▶ _SET EXERCISE_
Output the line that contains "Give me a plain-text" and every line after it to the end of the entries, with nothing added or left out.

--

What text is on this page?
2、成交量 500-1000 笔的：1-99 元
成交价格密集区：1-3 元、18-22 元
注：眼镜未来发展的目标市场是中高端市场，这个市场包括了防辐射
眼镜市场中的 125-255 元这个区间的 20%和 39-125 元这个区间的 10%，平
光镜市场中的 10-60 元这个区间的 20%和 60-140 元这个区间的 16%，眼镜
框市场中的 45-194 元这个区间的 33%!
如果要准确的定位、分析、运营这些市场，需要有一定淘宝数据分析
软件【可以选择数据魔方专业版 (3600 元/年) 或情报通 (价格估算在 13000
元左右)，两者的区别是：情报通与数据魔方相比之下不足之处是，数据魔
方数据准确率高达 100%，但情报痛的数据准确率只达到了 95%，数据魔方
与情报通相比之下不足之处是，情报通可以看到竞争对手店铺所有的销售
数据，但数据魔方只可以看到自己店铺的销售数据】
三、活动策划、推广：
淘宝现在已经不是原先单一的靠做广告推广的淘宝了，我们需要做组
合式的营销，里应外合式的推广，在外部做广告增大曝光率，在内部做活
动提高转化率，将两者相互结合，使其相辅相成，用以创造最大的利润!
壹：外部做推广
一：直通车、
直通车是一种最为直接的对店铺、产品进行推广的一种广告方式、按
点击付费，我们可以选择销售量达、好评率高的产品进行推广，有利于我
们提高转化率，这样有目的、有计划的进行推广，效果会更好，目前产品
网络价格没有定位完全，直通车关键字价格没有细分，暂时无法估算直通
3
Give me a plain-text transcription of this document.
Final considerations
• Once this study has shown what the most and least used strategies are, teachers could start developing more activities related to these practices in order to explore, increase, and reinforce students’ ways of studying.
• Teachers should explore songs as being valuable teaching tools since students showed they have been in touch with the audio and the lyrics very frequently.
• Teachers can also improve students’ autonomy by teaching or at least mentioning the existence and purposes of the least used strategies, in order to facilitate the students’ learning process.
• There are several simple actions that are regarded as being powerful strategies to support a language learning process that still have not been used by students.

--

▶ _TASK RESPONSE_
Give me a plain-text transcription of this document.
Final considerations
• Once this study has shown what the most and least used strategies are, teachers could start developing more activities related to these practices in order to explore, increase, and reinforce students’ ways of studying.
• Teachers should explore songs as being valuable teaching tools since students showed they have been in touch with the audio and the lyrics very frequently.
• Teachers can also improve students’ autonomy by teaching or at least mentioning the existence and purposes of the least used strategies, in order to facilitate the students’ learning process.
• There are several simple actions that are regarded as being powerful strategies to support a language learning process that still have not been used by students.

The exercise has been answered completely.